» **The problem**
Go through the material below and copy each line where the word "screenshot" appears.

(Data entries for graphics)

##############################

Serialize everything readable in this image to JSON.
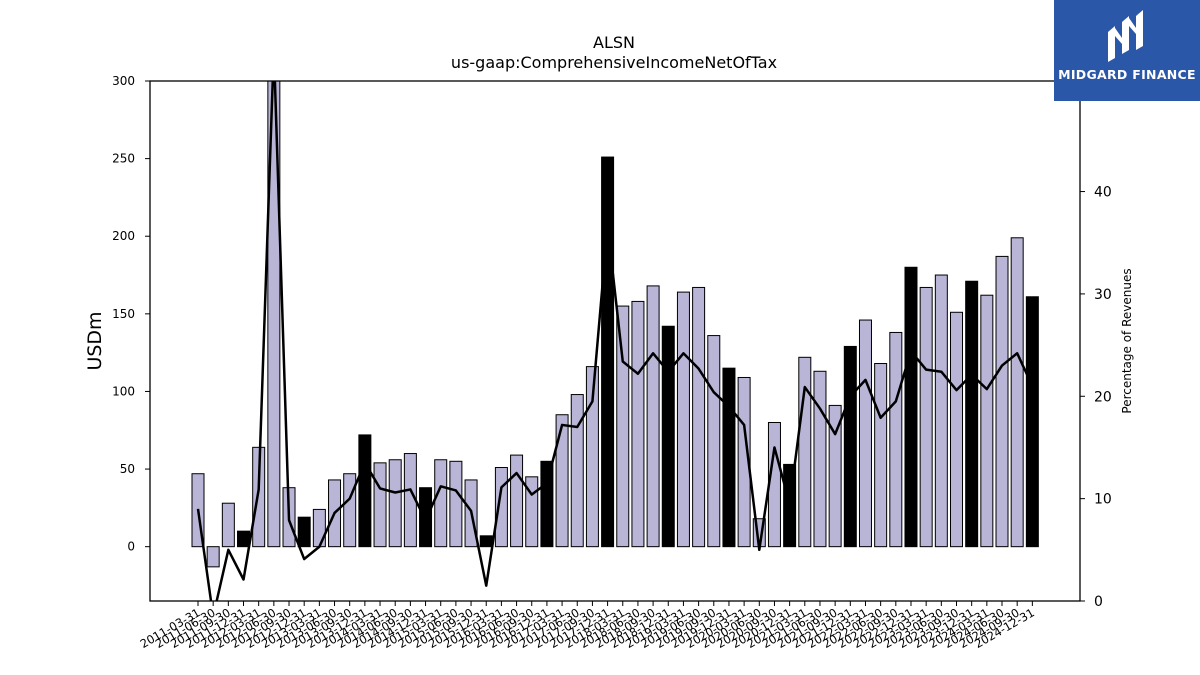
{
  "brand": {
    "name": "MIDGARD FINANCE",
    "logo_icon": "midgard-m-icon",
    "color": "#2b57a8"
  },
  "chart_data": {
    "type": "bar+line",
    "title": "ALSN",
    "subtitle": "us-gaap:ComprehensiveIncomeNetOfTax",
    "ylabel": "USDm",
    "y2label": "Percentage of Revenues",
    "ylim": [
      -35,
      300
    ],
    "y2lim": [
      0,
      50.8
    ],
    "yticks": [
      0,
      50,
      100,
      150,
      200,
      250,
      300
    ],
    "y2ticks": [
      0,
      10,
      20,
      30,
      40
    ],
    "bar_color": "#b8b5d6",
    "q4_bar_color": "#000000",
    "line_color": "#000000",
    "categories": [
      "2011-03-31",
      "2011-06-30",
      "2011-09-30",
      "2011-12-31",
      "2012-03-31",
      "2012-06-30",
      "2012-09-30",
      "2012-12-31",
      "2013-03-31",
      "2013-06-30",
      "2013-09-30",
      "2013-12-31",
      "2014-03-31",
      "2014-06-30",
      "2014-09-30",
      "2014-12-31",
      "2015-03-31",
      "2015-06-30",
      "2015-09-30",
      "2015-12-31",
      "2016-03-31",
      "2016-06-30",
      "2016-09-30",
      "2016-12-31",
      "2017-03-31",
      "2017-06-30",
      "2017-09-30",
      "2017-12-31",
      "2018-03-31",
      "2018-06-30",
      "2018-09-30",
      "2018-12-31",
      "2019-03-31",
      "2019-06-30",
      "2019-09-30",
      "2019-12-31",
      "2020-03-31",
      "2020-06-30",
      "2020-09-30",
      "2020-12-31",
      "2021-03-31",
      "2021-06-30",
      "2021-09-30",
      "2021-12-31",
      "2022-03-31",
      "2022-06-30",
      "2022-09-30",
      "2022-12-31",
      "2023-03-31",
      "2023-06-30",
      "2023-09-30",
      "2023-12-31",
      "2024-03-31",
      "2024-06-30",
      "2024-09-30",
      "2024-12-31"
    ],
    "series": [
      {
        "type": "bar",
        "axis": "left",
        "values": [
          47,
          -13,
          28,
          10,
          64,
          320,
          38,
          19,
          24,
          43,
          47,
          72,
          54,
          56,
          60,
          38,
          56,
          55,
          43,
          7,
          51,
          59,
          45,
          55,
          85,
          98,
          116,
          251,
          155,
          158,
          168,
          142,
          164,
          167,
          136,
          115,
          109,
          18,
          80,
          53,
          122,
          113,
          91,
          129,
          146,
          118,
          138,
          180,
          167,
          175,
          151,
          171,
          162,
          187,
          199,
          161
        ]
      },
      {
        "type": "line",
        "axis": "right",
        "values": [
          9.0,
          -1.5,
          5.0,
          2.1,
          10.9,
          54.0,
          7.9,
          4.1,
          5.3,
          8.6,
          10.0,
          13.5,
          11.0,
          10.6,
          10.9,
          7.9,
          11.2,
          10.8,
          8.8,
          1.5,
          11.1,
          12.5,
          10.4,
          11.5,
          17.2,
          17.0,
          19.5,
          36.6,
          23.4,
          22.2,
          24.2,
          22.4,
          24.2,
          22.7,
          20.4,
          19.0,
          17.2,
          5.0,
          15.0,
          9.5,
          20.9,
          18.8,
          16.3,
          20.0,
          21.6,
          17.9,
          19.5,
          24.4,
          22.6,
          22.4,
          20.6,
          22.1,
          20.7,
          23.0,
          24.2,
          21.0
        ]
      }
    ]
  }
}
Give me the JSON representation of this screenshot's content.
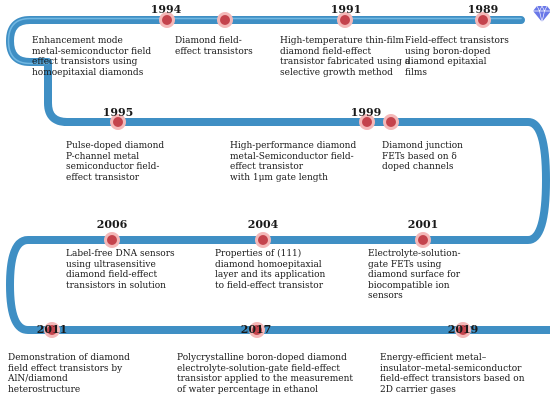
{
  "timeline": {
    "colors": {
      "track": "#3f8fc4",
      "track_highlight": "#7fc2ea",
      "node_fill": "#c4434c",
      "node_ring": "#f4b8b8",
      "diamond": "#6a78e8"
    },
    "icon": "diamond-gem-icon",
    "events": [
      {
        "year": "1994",
        "lines": [
          "Enhancement mode",
          "metal-semiconductor field",
          "effect transistors using",
          "homoepitaxial diamonds"
        ]
      },
      {
        "year": "1994",
        "lines": [
          "Diamond field-",
          "effect transistors"
        ]
      },
      {
        "year": "1991",
        "lines": [
          "High-temperature thin-film",
          "diamond field-effect",
          "transistor fabricated using a",
          "selective growth method"
        ]
      },
      {
        "year": "1989",
        "lines": [
          "Field-effect transistors",
          "using boron-doped",
          "diamond epitaxial",
          "films"
        ]
      },
      {
        "year": "1995",
        "lines": [
          "Pulse-doped diamond",
          "P-channel metal",
          "semiconductor field-",
          "effect transistor"
        ]
      },
      {
        "year": "1999",
        "lines": [
          "High-performance diamond",
          "metal-Semiconductor field-",
          "effect transistor",
          "with 1μm gate length"
        ]
      },
      {
        "year": "",
        "lines": [
          "Diamond junction",
          "FETs based on δ",
          "doped channels"
        ]
      },
      {
        "year": "2006",
        "lines": [
          "Label-free DNA sensors",
          "using ultrasensitive",
          "diamond field-effect",
          "transistors in solution"
        ]
      },
      {
        "year": "2004",
        "lines": [
          "Properties of (111)",
          "diamond homoepitaxial",
          "layer and its application",
          "to field-effect transistor"
        ]
      },
      {
        "year": "2001",
        "lines": [
          "Electrolyte-solution-",
          "gate FETs using",
          "diamond surface for",
          "biocompatible ion",
          "sensors"
        ]
      },
      {
        "year": "2011",
        "lines": [
          "Demonstration of diamond",
          "field effect transistors by",
          "AlN/diamond",
          "heterostructure"
        ]
      },
      {
        "year": "2017",
        "lines": [
          "Polycrystalline boron-doped diamond",
          "electrolyte-solution-gate field-effect",
          "transistor applied to the measurement",
          "of water percentage in ethanol"
        ]
      },
      {
        "year": "2019",
        "lines": [
          "Energy-efficient metal–",
          "insulator–metal-semiconductor",
          "field-effect transistors based on",
          "2D carrier gases"
        ]
      }
    ]
  }
}
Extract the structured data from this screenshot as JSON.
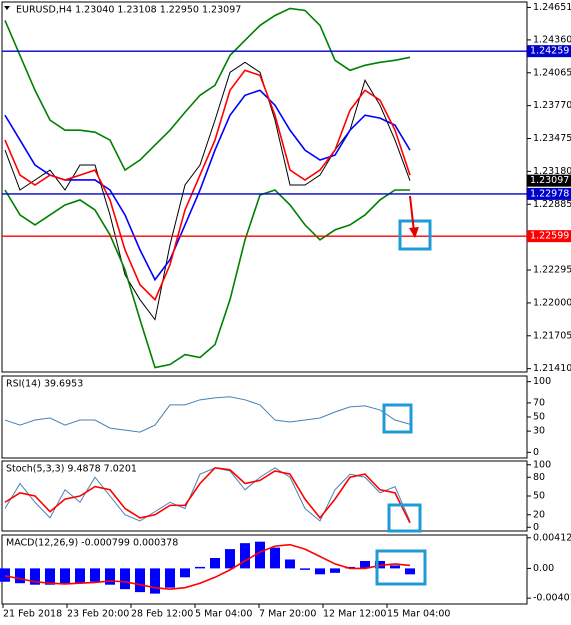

##############################

» **The reply**
Give me the JSON representation of this screenshot's content.
Extract the structured data from this screenshot as JSON.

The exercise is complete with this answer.